▸ Problem
Return the listing below in full, with every line exactly as it is.

Part of a data file:
····················
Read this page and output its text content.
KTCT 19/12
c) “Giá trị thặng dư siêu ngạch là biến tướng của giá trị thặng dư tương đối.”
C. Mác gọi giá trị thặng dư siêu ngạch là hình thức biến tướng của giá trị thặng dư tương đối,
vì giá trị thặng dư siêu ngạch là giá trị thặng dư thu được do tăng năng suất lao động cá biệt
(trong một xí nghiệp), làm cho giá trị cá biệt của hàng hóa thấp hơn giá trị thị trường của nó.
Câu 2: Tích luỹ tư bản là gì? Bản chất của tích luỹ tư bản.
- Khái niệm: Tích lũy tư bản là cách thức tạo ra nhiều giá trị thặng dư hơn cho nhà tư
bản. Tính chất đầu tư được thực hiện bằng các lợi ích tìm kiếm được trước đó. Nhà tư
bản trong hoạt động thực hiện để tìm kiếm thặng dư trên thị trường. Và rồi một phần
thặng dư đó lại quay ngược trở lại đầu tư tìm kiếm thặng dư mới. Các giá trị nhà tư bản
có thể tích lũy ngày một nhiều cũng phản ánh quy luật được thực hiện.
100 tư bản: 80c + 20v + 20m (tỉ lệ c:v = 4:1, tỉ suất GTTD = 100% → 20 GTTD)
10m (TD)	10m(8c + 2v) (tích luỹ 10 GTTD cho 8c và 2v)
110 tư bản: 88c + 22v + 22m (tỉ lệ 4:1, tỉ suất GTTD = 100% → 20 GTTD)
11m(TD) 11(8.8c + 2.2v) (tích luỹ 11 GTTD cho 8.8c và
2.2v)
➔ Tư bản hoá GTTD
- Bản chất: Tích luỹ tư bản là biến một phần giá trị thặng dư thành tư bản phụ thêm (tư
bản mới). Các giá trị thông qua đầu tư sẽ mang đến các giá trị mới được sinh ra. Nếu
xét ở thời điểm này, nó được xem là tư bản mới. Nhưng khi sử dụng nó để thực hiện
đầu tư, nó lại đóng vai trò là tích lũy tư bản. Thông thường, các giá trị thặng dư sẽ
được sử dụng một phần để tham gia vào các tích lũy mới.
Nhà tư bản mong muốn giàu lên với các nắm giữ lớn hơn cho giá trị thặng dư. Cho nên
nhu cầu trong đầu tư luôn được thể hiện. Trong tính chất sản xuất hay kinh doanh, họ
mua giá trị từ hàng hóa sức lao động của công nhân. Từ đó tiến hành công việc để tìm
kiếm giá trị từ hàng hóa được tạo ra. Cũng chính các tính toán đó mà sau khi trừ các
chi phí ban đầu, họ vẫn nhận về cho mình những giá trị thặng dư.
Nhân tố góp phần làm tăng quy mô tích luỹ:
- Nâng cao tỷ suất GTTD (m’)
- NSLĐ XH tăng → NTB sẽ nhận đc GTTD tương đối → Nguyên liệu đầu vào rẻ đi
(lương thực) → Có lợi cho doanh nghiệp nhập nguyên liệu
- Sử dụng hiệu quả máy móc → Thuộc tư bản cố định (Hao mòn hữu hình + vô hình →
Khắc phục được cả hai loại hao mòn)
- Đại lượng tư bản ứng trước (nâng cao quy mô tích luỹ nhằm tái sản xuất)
····················
▸ Task result
Read this page and output its text content.
KTCT 19/12
c) “Giá trị thặng dư siêu ngạch là biến tướng của giá trị thặng dư tương đối.”
C. Mác gọi giá trị thặng dư siêu ngạch là hình thức biến tướng của giá trị thặng dư tương đối,
vì giá trị thặng dư siêu ngạch là giá trị thặng dư thu được do tăng năng suất lao động cá biệt
(trong một xí nghiệp), làm cho giá trị cá biệt của hàng hóa thấp hơn giá trị thị trường của nó.
Câu 2: Tích luỹ tư bản là gì? Bản chất của tích luỹ tư bản.
- Khái niệm: Tích lũy tư bản là cách thức tạo ra nhiều giá trị thặng dư hơn cho nhà tư
bản. Tính chất đầu tư được thực hiện bằng các lợi ích tìm kiếm được trước đó. Nhà tư
bản trong hoạt động thực hiện để tìm kiếm thặng dư trên thị trường. Và rồi một phần
thặng dư đó lại quay ngược trở lại đầu tư tìm kiếm thặng dư mới. Các giá trị nhà tư bản
có thể tích lũy ngày một nhiều cũng phản ánh quy luật được thực hiện.
100 tư bản: 80c + 20v + 20m (tỉ lệ c:v = 4:1, tỉ suất GTTD = 100% → 20 GTTD)
10m (TD)	10m(8c + 2v) (tích luỹ 10 GTTD cho 8c và 2v)
110 tư bản: 88c + 22v + 22m (tỉ lệ 4:1, tỉ suất GTTD = 100% → 20 GTTD)
11m(TD) 11(8.8c + 2.2v) (tích luỹ 11 GTTD cho 8.8c và
2.2v)
➔ Tư bản hoá GTTD
- Bản chất: Tích luỹ tư bản là biến một phần giá trị thặng dư thành tư bản phụ thêm (tư
bản mới). Các giá trị thông qua đầu tư sẽ mang đến các giá trị mới được sinh ra. Nếu
xét ở thời điểm này, nó được xem là tư bản mới. Nhưng khi sử dụng nó để thực hiện
đầu tư, nó lại đóng vai trò là tích lũy tư bản. Thông thường, các giá trị thặng dư sẽ
được sử dụng một phần để tham gia vào các tích lũy mới.
Nhà tư bản mong muốn giàu lên với các nắm giữ lớn hơn cho giá trị thặng dư. Cho nên
nhu cầu trong đầu tư luôn được thể hiện. Trong tính chất sản xuất hay kinh doanh, họ
mua giá trị từ hàng hóa sức lao động của công nhân. Từ đó tiến hành công việc để tìm
kiếm giá trị từ hàng hóa được tạo ra. Cũng chính các tính toán đó mà sau khi trừ các
chi phí ban đầu, họ vẫn nhận về cho mình những giá trị thặng dư.
Nhân tố góp phần làm tăng quy mô tích luỹ:
- Nâng cao tỷ suất GTTD (m’)
- NSLĐ XH tăng → NTB sẽ nhận đc GTTD tương đối → Nguyên liệu đầu vào rẻ đi
(lương thực) → Có lợi cho doanh nghiệp nhập nguyên liệu
- Sử dụng hiệu quả máy móc → Thuộc tư bản cố định (Hao mòn hữu hình + vô hình →
Khắc phục được cả hai loại hao mòn)
- Đại lượng tư bản ứng trước (nâng cao quy mô tích luỹ nhằm tái sản xuất)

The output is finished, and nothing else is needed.